[To do] Retype all of the entries word for word.

--- START Data in this exercise ---

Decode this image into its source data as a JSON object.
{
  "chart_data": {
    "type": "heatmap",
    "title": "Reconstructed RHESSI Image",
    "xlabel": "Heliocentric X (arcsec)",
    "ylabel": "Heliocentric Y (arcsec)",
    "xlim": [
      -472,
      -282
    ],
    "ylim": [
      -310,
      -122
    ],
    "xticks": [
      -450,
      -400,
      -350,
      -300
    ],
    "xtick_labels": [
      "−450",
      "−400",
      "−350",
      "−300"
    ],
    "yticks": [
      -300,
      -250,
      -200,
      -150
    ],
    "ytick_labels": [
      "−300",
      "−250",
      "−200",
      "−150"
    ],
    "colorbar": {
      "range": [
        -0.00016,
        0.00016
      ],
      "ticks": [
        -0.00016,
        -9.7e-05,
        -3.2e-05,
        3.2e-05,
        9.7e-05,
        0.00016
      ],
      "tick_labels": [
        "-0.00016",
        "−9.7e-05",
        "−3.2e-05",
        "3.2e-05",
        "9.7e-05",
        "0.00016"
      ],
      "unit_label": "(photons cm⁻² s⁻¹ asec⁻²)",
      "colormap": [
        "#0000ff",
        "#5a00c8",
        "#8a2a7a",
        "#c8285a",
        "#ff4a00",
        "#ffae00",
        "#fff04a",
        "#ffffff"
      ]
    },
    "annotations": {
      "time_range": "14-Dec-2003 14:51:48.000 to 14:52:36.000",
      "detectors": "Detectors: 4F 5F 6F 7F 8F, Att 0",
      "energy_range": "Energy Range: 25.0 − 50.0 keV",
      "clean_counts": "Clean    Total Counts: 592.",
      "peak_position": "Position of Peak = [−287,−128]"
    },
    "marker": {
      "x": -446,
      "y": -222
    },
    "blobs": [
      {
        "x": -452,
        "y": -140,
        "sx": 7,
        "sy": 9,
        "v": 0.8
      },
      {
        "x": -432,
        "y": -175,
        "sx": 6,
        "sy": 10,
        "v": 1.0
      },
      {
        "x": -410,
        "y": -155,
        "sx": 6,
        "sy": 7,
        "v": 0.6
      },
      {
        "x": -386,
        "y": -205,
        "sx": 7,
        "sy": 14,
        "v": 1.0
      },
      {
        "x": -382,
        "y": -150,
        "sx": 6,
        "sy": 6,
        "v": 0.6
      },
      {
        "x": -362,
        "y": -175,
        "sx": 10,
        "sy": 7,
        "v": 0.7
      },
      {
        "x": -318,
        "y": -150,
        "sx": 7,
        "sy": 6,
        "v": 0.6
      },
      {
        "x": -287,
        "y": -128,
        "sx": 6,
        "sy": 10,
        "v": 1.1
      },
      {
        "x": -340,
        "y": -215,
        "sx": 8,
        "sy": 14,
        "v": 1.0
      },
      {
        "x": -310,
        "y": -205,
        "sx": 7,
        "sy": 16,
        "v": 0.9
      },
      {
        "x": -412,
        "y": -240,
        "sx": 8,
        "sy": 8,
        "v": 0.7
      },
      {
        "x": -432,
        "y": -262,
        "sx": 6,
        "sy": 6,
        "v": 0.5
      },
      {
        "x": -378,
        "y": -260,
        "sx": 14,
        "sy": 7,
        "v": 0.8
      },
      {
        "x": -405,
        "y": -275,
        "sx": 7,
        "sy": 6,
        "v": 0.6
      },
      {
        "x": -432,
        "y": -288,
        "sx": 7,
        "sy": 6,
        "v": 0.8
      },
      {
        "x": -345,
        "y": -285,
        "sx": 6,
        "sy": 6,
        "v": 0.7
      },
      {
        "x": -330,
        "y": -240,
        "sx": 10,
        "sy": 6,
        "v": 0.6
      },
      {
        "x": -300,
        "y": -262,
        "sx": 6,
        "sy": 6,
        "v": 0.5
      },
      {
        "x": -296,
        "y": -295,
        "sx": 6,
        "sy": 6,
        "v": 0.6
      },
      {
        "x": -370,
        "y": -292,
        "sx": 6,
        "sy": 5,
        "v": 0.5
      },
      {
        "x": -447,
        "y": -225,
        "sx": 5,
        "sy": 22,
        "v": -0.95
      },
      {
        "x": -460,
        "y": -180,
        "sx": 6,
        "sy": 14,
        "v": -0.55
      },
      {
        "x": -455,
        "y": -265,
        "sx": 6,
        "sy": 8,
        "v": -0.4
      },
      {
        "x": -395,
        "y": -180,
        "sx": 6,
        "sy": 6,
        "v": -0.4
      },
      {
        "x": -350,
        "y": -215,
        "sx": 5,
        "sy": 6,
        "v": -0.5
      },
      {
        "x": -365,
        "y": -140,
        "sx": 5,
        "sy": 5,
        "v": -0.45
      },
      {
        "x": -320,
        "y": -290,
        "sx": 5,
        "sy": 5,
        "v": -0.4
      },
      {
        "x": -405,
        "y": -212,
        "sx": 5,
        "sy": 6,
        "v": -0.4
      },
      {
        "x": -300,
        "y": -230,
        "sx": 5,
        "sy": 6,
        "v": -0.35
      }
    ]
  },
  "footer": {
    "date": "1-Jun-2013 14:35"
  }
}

--- END Data in this exercise ---

[Exercise response]
Decode this image into its source data as a JSON object.
{
  "chart_data": {
    "type": "heatmap",
    "title": "Reconstructed RHESSI Image",
    "xlabel": "Heliocentric X (arcsec)",
    "ylabel": "Heliocentric Y (arcsec)",
    "xlim": [
      -472,
      -282
    ],
    "ylim": [
      -310,
      -122
    ],
    "xticks": [
      -450,
      -400,
      -350,
      -300
    ],
    "xtick_labels": [
      "−450",
      "−400",
      "−350",
      "−300"
    ],
    "yticks": [
      -300,
      -250,
      -200,
      -150
    ],
    "ytick_labels": [
      "−300",
      "−250",
      "−200",
      "−150"
    ],
    "colorbar": {
      "range": [
        -0.00016,
        0.00016
      ],
      "ticks": [
        -0.00016,
        -9.7e-05,
        -3.2e-05,
        3.2e-05,
        9.7e-05,
        0.00016
      ],
      "tick_labels": [
        "-0.00016",
        "−9.7e-05",
        "−3.2e-05",
        "3.2e-05",
        "9.7e-05",
        "0.00016"
      ],
      "unit_label": "(photons cm⁻² s⁻¹ asec⁻²)",
      "colormap": [
        "#0000ff",
        "#5a00c8",
        "#8a2a7a",
        "#c8285a",
        "#ff4a00",
        "#ffae00",
        "#fff04a",
        "#ffffff"
      ]
    },
    "annotations": {
      "time_range": "14-Dec-2003 14:51:48.000 to 14:52:36.000",
      "detectors": "Detectors: 4F 5F 6F 7F 8F, Att 0",
      "energy_range": "Energy Range: 25.0 − 50.0 keV",
      "clean_counts": "Clean    Total Counts: 592.",
      "peak_position": "Position of Peak = [−287,−128]"
    },
    "marker": {
      "x": -446,
      "y": -222
    },
    "blobs": [
      {
        "x": -452,
        "y": -140,
        "sx": 7,
        "sy": 9,
        "v": 0.8
      },
      {
        "x": -432,
        "y": -175,
        "sx": 6,
        "sy": 10,
        "v": 1.0
      },
      {
        "x": -410,
        "y": -155,
        "sx": 6,
        "sy": 7,
        "v": 0.6
      },
      {
        "x": -386,
        "y": -205,
        "sx": 7,
        "sy": 14,
        "v": 1.0
      },
      {
        "x": -382,
        "y": -150,
        "sx": 6,
        "sy": 6,
        "v": 0.6
      },
      {
        "x": -362,
        "y": -175,
        "sx": 10,
        "sy": 7,
        "v": 0.7
      },
      {
        "x": -318,
        "y": -150,
        "sx": 7,
        "sy": 6,
        "v": 0.6
      },
      {
        "x": -287,
        "y": -128,
        "sx": 6,
        "sy": 10,
        "v": 1.1
      },
      {
        "x": -340,
        "y": -215,
        "sx": 8,
        "sy": 14,
        "v": 1.0
      },
      {
        "x": -310,
        "y": -205,
        "sx": 7,
        "sy": 16,
        "v": 0.9
      },
      {
        "x": -412,
        "y": -240,
        "sx": 8,
        "sy": 8,
        "v": 0.7
      },
      {
        "x": -432,
        "y": -262,
        "sx": 6,
        "sy": 6,
        "v": 0.5
      },
      {
        "x": -378,
        "y": -260,
        "sx": 14,
        "sy": 7,
        "v": 0.8
      },
      {
        "x": -405,
        "y": -275,
        "sx": 7,
        "sy": 6,
        "v": 0.6
      },
      {
        "x": -432,
        "y": -288,
        "sx": 7,
        "sy": 6,
        "v": 0.8
      },
      {
        "x": -345,
        "y": -285,
        "sx": 6,
        "sy": 6,
        "v": 0.7
      },
      {
        "x": -330,
        "y": -240,
        "sx": 10,
        "sy": 6,
        "v": 0.6
      },
      {
        "x": -300,
        "y": -262,
        "sx": 6,
        "sy": 6,
        "v": 0.5
      },
      {
        "x": -296,
        "y": -295,
        "sx": 6,
        "sy": 6,
        "v": 0.6
      },
      {
        "x": -370,
        "y": -292,
        "sx": 6,
        "sy": 5,
        "v": 0.5
      },
      {
        "x": -447,
        "y": -225,
        "sx": 5,
        "sy": 22,
        "v": -0.95
      },
      {
        "x": -460,
        "y": -180,
        "sx": 6,
        "sy": 14,
        "v": -0.55
      },
      {
        "x": -455,
        "y": -265,
        "sx": 6,
        "sy": 8,
        "v": -0.4
      },
      {
        "x": -395,
        "y": -180,
        "sx": 6,
        "sy": 6,
        "v": -0.4
      },
      {
        "x": -350,
        "y": -215,
        "sx": 5,
        "sy": 6,
        "v": -0.5
      },
      {
        "x": -365,
        "y": -140,
        "sx": 5,
        "sy": 5,
        "v": -0.45
      },
      {
        "x": -320,
        "y": -290,
        "sx": 5,
        "sy": 5,
        "v": -0.4
      },
      {
        "x": -405,
        "y": -212,
        "sx": 5,
        "sy": 6,
        "v": -0.4
      },
      {
        "x": -300,
        "y": -230,
        "sx": 5,
        "sy": 6,
        "v": -0.35
      }
    ]
  },
  "footer": {
    "date": "1-Jun-2013 14:35"
  }
}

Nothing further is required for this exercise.